**** SUPPLIED MATERIAL
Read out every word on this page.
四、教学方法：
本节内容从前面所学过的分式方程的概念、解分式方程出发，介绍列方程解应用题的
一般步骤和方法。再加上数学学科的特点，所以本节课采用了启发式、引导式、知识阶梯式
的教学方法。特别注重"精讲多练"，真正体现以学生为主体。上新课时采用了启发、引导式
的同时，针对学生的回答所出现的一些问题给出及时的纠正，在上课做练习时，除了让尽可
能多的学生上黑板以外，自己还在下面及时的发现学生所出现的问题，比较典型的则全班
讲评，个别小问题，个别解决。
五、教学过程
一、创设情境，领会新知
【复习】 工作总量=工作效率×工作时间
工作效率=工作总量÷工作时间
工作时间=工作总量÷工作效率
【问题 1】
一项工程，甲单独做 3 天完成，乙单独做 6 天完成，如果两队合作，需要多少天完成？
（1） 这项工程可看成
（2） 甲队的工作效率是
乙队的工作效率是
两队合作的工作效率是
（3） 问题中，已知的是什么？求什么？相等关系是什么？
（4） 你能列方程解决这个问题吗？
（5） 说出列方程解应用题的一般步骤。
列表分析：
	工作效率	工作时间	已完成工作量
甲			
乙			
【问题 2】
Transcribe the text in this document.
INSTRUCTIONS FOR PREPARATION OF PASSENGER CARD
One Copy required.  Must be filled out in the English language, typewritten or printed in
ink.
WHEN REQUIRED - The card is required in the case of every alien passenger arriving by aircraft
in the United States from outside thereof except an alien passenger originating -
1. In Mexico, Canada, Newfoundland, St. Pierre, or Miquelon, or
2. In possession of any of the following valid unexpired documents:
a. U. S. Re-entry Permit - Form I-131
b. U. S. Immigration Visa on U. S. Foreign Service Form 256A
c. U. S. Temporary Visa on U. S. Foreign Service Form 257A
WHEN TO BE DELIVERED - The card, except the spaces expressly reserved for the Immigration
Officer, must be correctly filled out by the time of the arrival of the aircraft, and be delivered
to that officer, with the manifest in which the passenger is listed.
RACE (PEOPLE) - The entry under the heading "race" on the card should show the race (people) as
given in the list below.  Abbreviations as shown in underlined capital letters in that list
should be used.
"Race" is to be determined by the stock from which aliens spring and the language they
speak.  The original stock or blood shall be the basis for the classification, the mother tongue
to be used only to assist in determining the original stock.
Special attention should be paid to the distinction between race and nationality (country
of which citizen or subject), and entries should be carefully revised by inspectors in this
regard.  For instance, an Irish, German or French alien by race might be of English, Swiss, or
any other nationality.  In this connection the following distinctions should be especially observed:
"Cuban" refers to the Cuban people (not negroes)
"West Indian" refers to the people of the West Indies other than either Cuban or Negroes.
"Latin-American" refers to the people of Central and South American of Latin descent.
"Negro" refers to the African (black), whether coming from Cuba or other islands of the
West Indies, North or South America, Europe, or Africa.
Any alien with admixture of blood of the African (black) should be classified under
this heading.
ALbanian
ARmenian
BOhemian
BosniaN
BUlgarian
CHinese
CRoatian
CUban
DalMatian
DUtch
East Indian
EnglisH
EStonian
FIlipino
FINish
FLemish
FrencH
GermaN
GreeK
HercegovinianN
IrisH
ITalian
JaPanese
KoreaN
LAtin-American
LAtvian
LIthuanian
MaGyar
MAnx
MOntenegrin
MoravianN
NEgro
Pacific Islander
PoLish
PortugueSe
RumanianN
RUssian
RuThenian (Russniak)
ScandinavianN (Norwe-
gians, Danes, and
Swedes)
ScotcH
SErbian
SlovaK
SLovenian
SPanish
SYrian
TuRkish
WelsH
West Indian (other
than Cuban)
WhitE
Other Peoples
********
- [WHAT IS ASKED]: Please restate the records in full, word for word.

- [ANSWER]:
Read out every word on this page.
四、教学方法：
本节内容从前面所学过的分式方程的概念、解分式方程出发，介绍列方程解应用题的
一般步骤和方法。再加上数学学科的特点，所以本节课采用了启发式、引导式、知识阶梯式
的教学方法。特别注重"精讲多练"，真正体现以学生为主体。上新课时采用了启发、引导式
的同时，针对学生的回答所出现的一些问题给出及时的纠正，在上课做练习时，除了让尽可
能多的学生上黑板以外，自己还在下面及时的发现学生所出现的问题，比较典型的则全班
讲评，个别小问题，个别解决。
五、教学过程
一、创设情境，领会新知
【复习】 工作总量=工作效率×工作时间
工作效率=工作总量÷工作时间
工作时间=工作总量÷工作效率
【问题 1】
一项工程，甲单独做 3 天完成，乙单独做 6 天完成，如果两队合作，需要多少天完成？
（1） 这项工程可看成
（2） 甲队的工作效率是
乙队的工作效率是
两队合作的工作效率是
（3） 问题中，已知的是什么？求什么？相等关系是什么？
（4） 你能列方程解决这个问题吗？
（5） 说出列方程解应用题的一般步骤。
列表分析：
	工作效率	工作时间	已完成工作量
甲			
乙			
【问题 2】
Transcribe the text in this document.
INSTRUCTIONS FOR PREPARATION OF PASSENGER CARD
One Copy required.  Must be filled out in the English language, typewritten or printed in
ink.
WHEN REQUIRED - The card is required in the case of every alien passenger arriving by aircraft
in the United States from outside thereof except an alien passenger originating -
1. In Mexico, Canada, Newfoundland, St. Pierre, or Miquelon, or
2. In possession of any of the following valid unexpired documents:
a. U. S. Re-entry Permit - Form I-131
b. U. S. Immigration Visa on U. S. Foreign Service Form 256A
c. U. S. Temporary Visa on U. S. Foreign Service Form 257A
WHEN TO BE DELIVERED - The card, except the spaces expressly reserved for the Immigration
Officer, must be correctly filled out by the time of the arrival of the aircraft, and be delivered
to that officer, with the manifest in which the passenger is listed.
RACE (PEOPLE) - The entry under the heading "race" on the card should show the race (people) as
given in the list below.  Abbreviations as shown in underlined capital letters in that list
should be used.
"Race" is to be determined by the stock from which aliens spring and the language they
speak.  The original stock or blood shall be the basis for the classification, the mother tongue
to be used only to assist in determining the original stock.
Special attention should be paid to the distinction between race and nationality (country
of which citizen or subject), and entries should be carefully revised by inspectors in this
regard.  For instance, an Irish, German or French alien by race might be of English, Swiss, or
any other nationality.  In this connection the following distinctions should be especially observed:
"Cuban" refers to the Cuban people (not negroes)
"West Indian" refers to the people of the West Indies other than either Cuban or Negroes.
"Latin-American" refers to the people of Central and South American of Latin descent.
"Negro" refers to the African (black), whether coming from Cuba or other islands of the
West Indies, North or South America, Europe, or Africa.
Any alien with admixture of blood of the African (black) should be classified under
this heading.
ALbanian
ARmenian
BOhemian
BosniaN
BUlgarian
CHinese
CRoatian
CUban
DalMatian
DUtch
East Indian
EnglisH
EStonian
FIlipino
FINish
FLemish
FrencH
GermaN
GreeK
HercegovinianN
IrisH
ITalian
JaPanese
KoreaN
LAtin-American
LAtvian
LIthuanian
MaGyar
MAnx
MOntenegrin
MoravianN
NEgro
Pacific Islander
PoLish
PortugueSe
RumanianN
RUssian
RuThenian (Russniak)
ScandinavianN (Norwe-
gians, Danes, and
Swedes)
ScotcH
SErbian
SlovaK
SLovenian
SPanish
SYrian
TuRkish
WelsH
West Indian (other
than Cuban)
WhitE
Other Peoples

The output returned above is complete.